(begin)

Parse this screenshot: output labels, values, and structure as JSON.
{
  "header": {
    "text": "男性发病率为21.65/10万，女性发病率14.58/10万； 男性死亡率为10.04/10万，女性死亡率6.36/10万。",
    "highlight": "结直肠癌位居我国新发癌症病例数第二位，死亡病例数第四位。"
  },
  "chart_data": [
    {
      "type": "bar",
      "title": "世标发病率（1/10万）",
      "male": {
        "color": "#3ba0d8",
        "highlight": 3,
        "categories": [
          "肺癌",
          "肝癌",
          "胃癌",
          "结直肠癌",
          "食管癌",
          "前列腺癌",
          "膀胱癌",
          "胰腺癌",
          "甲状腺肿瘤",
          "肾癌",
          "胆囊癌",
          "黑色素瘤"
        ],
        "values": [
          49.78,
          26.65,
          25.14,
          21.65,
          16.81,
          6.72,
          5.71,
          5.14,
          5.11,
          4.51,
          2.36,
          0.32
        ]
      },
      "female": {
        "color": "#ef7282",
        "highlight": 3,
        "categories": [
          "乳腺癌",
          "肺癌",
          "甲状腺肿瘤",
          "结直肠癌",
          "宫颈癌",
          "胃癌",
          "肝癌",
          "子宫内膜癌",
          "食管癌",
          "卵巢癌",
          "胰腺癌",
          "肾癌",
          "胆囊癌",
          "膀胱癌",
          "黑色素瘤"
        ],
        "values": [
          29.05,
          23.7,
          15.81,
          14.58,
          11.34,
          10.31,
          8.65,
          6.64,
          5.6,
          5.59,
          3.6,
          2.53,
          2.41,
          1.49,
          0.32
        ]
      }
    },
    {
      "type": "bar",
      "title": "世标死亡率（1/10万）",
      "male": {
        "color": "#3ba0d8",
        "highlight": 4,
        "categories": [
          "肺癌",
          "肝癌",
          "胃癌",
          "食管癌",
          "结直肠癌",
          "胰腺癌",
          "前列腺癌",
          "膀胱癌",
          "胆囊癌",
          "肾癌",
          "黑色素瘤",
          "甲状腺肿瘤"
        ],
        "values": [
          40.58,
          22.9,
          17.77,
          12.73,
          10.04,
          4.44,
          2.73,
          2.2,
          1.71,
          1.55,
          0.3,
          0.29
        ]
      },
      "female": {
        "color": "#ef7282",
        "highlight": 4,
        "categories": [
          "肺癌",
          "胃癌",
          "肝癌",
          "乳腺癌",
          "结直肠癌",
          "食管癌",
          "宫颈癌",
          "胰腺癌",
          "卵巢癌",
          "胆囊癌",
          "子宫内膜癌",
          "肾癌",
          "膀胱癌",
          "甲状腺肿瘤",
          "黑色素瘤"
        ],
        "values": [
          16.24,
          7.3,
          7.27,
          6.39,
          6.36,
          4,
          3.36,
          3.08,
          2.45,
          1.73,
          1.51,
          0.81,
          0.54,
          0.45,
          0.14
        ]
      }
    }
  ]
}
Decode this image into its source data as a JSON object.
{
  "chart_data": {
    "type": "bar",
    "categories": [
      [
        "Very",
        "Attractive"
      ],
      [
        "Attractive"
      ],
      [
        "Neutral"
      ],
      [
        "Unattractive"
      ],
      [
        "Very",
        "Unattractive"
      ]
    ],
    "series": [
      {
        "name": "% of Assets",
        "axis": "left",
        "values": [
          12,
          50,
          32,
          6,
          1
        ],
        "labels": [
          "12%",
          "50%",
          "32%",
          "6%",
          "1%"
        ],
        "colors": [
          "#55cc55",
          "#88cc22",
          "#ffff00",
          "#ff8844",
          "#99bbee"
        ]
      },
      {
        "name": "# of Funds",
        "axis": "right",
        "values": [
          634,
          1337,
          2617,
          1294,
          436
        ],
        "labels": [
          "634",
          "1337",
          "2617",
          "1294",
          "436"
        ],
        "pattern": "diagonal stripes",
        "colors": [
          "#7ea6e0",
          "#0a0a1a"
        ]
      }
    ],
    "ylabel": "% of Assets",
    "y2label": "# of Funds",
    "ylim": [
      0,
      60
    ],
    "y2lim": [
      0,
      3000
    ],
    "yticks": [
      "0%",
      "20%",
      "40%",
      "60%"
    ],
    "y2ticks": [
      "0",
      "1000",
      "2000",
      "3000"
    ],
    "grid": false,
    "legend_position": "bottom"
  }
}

(end)

Every record shown above should be written out again exactly.

Parse this screenshot: output labels, values, and structure as JSON.
{
  "header": {
    "text": "男性发病率为21.65/10万，女性发病率14.58/10万； 男性死亡率为10.04/10万，女性死亡率6.36/10万。",
    "highlight": "结直肠癌位居我国新发癌症病例数第二位，死亡病例数第四位。"
  },
  "chart_data": [
    {
      "type": "bar",
      "title": "世标发病率（1/10万）",
      "male": {
        "color": "#3ba0d8",
        "highlight": 3,
        "categories": [
          "肺癌",
          "肝癌",
          "胃癌",
          "结直肠癌",
          "食管癌",
          "前列腺癌",
          "膀胱癌",
          "胰腺癌",
          "甲状腺肿瘤",
          "肾癌",
          "胆囊癌",
          "黑色素瘤"
        ],
        "values": [
          49.78,
          26.65,
          25.14,
          21.65,
          16.81,
          6.72,
          5.71,
          5.14,
          5.11,
          4.51,
          2.36,
          0.32
        ]
      },
      "female": {
        "color": "#ef7282",
        "highlight": 3,
        "categories": [
          "乳腺癌",
          "肺癌",
          "甲状腺肿瘤",
          "结直肠癌",
          "宫颈癌",
          "胃癌",
          "肝癌",
          "子宫内膜癌",
          "食管癌",
          "卵巢癌",
          "胰腺癌",
          "肾癌",
          "胆囊癌",
          "膀胱癌",
          "黑色素瘤"
        ],
        "values": [
          29.05,
          23.7,
          15.81,
          14.58,
          11.34,
          10.31,
          8.65,
          6.64,
          5.6,
          5.59,
          3.6,
          2.53,
          2.41,
          1.49,
          0.32
        ]
      }
    },
    {
      "type": "bar",
      "title": "世标死亡率（1/10万）",
      "male": {
        "color": "#3ba0d8",
        "highlight": 4,
        "categories": [
          "肺癌",
          "肝癌",
          "胃癌",
          "食管癌",
          "结直肠癌",
          "胰腺癌",
          "前列腺癌",
          "膀胱癌",
          "胆囊癌",
          "肾癌",
          "黑色素瘤",
          "甲状腺肿瘤"
        ],
        "values": [
          40.58,
          22.9,
          17.77,
          12.73,
          10.04,
          4.44,
          2.73,
          2.2,
          1.71,
          1.55,
          0.3,
          0.29
        ]
      },
      "female": {
        "color": "#ef7282",
        "highlight": 4,
        "categories": [
          "肺癌",
          "胃癌",
          "肝癌",
          "乳腺癌",
          "结直肠癌",
          "食管癌",
          "宫颈癌",
          "胰腺癌",
          "卵巢癌",
          "胆囊癌",
          "子宫内膜癌",
          "肾癌",
          "膀胱癌",
          "甲状腺肿瘤",
          "黑色素瘤"
        ],
        "values": [
          16.24,
          7.3,
          7.27,
          6.39,
          6.36,
          4,
          3.36,
          3.08,
          2.45,
          1.73,
          1.51,
          0.81,
          0.54,
          0.45,
          0.14
        ]
      }
    }
  ]
}
Decode this image into its source data as a JSON object.
{
  "chart_data": {
    "type": "bar",
    "categories": [
      [
        "Very",
        "Attractive"
      ],
      [
        "Attractive"
      ],
      [
        "Neutral"
      ],
      [
        "Unattractive"
      ],
      [
        "Very",
        "Unattractive"
      ]
    ],
    "series": [
      {
        "name": "% of Assets",
        "axis": "left",
        "values": [
          12,
          50,
          32,
          6,
          1
        ],
        "labels": [
          "12%",
          "50%",
          "32%",
          "6%",
          "1%"
        ],
        "colors": [
          "#55cc55",
          "#88cc22",
          "#ffff00",
          "#ff8844",
          "#99bbee"
        ]
      },
      {
        "name": "# of Funds",
        "axis": "right",
        "values": [
          634,
          1337,
          2617,
          1294,
          436
        ],
        "labels": [
          "634",
          "1337",
          "2617",
          "1294",
          "436"
        ],
        "pattern": "diagonal stripes",
        "colors": [
          "#7ea6e0",
          "#0a0a1a"
        ]
      }
    ],
    "ylabel": "% of Assets",
    "y2label": "# of Funds",
    "ylim": [
      0,
      60
    ],
    "y2lim": [
      0,
      3000
    ],
    "yticks": [
      "0%",
      "20%",
      "40%",
      "60%"
    ],
    "y2ticks": [
      "0",
      "1000",
      "2000",
      "3000"
    ],
    "grid": false,
    "legend_position": "bottom"
  }
}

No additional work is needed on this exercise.